WRITTEN PROBLEM: The entries that follow should be written out exactly.

━━━━━ RECORDS ━━━━━

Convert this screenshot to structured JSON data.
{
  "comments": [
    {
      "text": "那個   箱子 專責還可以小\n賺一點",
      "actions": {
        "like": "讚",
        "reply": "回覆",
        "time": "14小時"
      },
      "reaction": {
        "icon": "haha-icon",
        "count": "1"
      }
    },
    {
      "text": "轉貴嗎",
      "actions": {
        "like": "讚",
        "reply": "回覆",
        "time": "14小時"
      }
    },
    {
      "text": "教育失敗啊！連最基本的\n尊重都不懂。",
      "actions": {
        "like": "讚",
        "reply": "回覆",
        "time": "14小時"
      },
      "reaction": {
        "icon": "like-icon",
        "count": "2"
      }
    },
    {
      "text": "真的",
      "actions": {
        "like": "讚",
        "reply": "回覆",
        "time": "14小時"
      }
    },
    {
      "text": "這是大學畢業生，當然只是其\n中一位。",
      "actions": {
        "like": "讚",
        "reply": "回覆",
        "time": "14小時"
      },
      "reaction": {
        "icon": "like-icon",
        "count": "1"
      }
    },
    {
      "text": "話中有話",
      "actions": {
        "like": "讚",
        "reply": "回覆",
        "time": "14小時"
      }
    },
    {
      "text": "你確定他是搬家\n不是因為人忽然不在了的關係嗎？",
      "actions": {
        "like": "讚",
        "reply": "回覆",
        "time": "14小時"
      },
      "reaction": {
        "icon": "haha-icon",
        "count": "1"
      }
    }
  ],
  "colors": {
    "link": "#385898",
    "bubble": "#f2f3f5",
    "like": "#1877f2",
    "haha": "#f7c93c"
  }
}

━━━━━

ANSWER TO THE TASK:
Convert this screenshot to structured JSON data.
{
  "comments": [
    {
      "text": "那個   箱子 專責還可以小\n賺一點",
      "actions": {
        "like": "讚",
        "reply": "回覆",
        "time": "14小時"
      },
      "reaction": {
        "icon": "haha-icon",
        "count": "1"
      }
    },
    {
      "text": "轉貴嗎",
      "actions": {
        "like": "讚",
        "reply": "回覆",
        "time": "14小時"
      }
    },
    {
      "text": "教育失敗啊！連最基本的\n尊重都不懂。",
      "actions": {
        "like": "讚",
        "reply": "回覆",
        "time": "14小時"
      },
      "reaction": {
        "icon": "like-icon",
        "count": "2"
      }
    },
    {
      "text": "真的",
      "actions": {
        "like": "讚",
        "reply": "回覆",
        "time": "14小時"
      }
    },
    {
      "text": "這是大學畢業生，當然只是其\n中一位。",
      "actions": {
        "like": "讚",
        "reply": "回覆",
        "time": "14小時"
      },
      "reaction": {
        "icon": "like-icon",
        "count": "1"
      }
    },
    {
      "text": "話中有話",
      "actions": {
        "like": "讚",
        "reply": "回覆",
        "time": "14小時"
      }
    },
    {
      "text": "你確定他是搬家\n不是因為人忽然不在了的關係嗎？",
      "actions": {
        "like": "讚",
        "reply": "回覆",
        "time": "14小時"
      },
      "reaction": {
        "icon": "haha-icon",
        "count": "1"
      }
    }
  ],
  "colors": {
    "link": "#385898",
    "bubble": "#f2f3f5",
    "like": "#1877f2",
    "haha": "#f7c93c"
  }
}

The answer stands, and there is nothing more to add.